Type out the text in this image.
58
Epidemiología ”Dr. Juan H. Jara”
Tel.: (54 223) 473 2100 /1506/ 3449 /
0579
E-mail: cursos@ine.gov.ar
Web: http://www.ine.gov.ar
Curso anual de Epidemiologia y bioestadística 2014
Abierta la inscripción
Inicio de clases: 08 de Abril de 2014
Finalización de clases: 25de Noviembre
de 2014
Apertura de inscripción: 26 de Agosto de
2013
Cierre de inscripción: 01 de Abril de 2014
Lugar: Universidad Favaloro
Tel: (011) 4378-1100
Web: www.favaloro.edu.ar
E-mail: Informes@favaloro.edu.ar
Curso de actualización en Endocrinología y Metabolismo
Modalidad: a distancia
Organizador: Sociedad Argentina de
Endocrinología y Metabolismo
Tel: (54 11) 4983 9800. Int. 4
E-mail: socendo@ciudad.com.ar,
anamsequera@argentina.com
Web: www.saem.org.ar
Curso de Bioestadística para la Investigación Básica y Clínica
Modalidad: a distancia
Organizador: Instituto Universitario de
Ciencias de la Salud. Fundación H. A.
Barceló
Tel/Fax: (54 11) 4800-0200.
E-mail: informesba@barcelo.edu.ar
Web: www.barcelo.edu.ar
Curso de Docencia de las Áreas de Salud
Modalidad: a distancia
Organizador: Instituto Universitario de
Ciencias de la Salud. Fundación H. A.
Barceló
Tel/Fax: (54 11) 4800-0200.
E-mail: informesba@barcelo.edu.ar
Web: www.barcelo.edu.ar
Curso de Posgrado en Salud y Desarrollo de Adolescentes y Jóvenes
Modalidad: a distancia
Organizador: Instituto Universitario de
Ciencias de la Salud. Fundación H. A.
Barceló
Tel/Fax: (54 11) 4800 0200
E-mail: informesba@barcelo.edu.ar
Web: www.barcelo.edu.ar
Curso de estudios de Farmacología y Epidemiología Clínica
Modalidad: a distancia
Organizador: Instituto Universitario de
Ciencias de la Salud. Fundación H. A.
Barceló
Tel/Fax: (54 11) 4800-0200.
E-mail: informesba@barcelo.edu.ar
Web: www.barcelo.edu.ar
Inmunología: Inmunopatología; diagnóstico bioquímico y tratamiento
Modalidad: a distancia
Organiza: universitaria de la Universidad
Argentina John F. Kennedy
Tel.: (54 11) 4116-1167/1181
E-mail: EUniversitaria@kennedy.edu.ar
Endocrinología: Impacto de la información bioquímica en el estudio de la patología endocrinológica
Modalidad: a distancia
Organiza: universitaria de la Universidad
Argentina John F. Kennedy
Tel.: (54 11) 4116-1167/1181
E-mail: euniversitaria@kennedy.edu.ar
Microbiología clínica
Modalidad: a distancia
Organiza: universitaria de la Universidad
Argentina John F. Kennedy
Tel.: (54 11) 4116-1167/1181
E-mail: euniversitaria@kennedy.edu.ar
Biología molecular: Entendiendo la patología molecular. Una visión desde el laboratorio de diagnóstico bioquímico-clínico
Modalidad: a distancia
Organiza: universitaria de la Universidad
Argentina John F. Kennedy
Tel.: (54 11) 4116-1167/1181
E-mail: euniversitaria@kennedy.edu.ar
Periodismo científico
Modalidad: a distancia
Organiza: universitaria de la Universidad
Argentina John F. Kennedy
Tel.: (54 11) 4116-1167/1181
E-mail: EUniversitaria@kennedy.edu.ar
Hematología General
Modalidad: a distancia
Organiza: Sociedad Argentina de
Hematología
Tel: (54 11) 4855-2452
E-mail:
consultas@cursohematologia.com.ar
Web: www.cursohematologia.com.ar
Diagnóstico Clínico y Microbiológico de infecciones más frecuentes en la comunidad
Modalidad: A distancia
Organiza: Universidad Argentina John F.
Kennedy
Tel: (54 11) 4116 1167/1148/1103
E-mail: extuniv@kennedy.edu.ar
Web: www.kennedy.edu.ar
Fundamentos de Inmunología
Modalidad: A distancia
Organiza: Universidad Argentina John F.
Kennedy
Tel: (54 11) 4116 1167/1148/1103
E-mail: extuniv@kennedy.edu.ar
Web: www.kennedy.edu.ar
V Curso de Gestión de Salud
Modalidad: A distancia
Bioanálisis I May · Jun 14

·····

* [Task brief]: Find how many lines in the listing contain the word "Metabolismo" and give that count alone.

* [Written reply]: 2